* Aim of the exercise *
Work through the records below and tally every line containing "hemos". Reply with the total alone.

* Supplied records *
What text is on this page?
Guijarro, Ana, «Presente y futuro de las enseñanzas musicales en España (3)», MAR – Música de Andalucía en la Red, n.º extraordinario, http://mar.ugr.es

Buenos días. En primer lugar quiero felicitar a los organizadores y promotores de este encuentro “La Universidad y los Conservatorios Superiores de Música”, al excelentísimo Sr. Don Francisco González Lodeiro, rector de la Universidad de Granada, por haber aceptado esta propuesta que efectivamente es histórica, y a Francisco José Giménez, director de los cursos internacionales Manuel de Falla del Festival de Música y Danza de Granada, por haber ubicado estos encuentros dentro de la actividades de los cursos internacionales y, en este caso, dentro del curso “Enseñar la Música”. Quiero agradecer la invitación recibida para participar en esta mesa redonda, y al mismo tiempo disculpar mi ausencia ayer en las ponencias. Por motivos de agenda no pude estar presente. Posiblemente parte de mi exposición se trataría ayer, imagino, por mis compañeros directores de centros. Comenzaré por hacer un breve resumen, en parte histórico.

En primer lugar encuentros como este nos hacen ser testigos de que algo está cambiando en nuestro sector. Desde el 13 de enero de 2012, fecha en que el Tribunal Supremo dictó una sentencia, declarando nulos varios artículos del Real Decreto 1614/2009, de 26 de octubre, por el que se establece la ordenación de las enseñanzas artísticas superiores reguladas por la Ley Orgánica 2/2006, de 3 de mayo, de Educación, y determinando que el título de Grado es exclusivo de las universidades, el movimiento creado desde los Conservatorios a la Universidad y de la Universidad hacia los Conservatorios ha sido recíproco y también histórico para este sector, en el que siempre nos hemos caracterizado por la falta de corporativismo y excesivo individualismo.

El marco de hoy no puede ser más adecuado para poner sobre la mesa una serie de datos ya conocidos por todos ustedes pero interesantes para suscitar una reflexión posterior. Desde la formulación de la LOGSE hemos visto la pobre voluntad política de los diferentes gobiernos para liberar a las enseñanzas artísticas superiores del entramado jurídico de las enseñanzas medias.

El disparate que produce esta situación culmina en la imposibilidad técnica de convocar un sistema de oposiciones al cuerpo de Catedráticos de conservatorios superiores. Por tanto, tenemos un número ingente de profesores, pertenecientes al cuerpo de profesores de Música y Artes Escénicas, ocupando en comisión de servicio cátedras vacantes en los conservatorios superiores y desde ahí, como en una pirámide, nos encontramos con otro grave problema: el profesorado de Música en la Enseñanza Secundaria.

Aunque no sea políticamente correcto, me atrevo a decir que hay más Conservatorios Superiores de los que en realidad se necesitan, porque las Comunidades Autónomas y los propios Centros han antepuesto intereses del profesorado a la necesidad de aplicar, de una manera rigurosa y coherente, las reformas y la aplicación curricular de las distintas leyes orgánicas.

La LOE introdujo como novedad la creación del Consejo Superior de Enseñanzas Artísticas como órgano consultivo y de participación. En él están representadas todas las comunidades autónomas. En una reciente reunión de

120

* Solved exercise *
2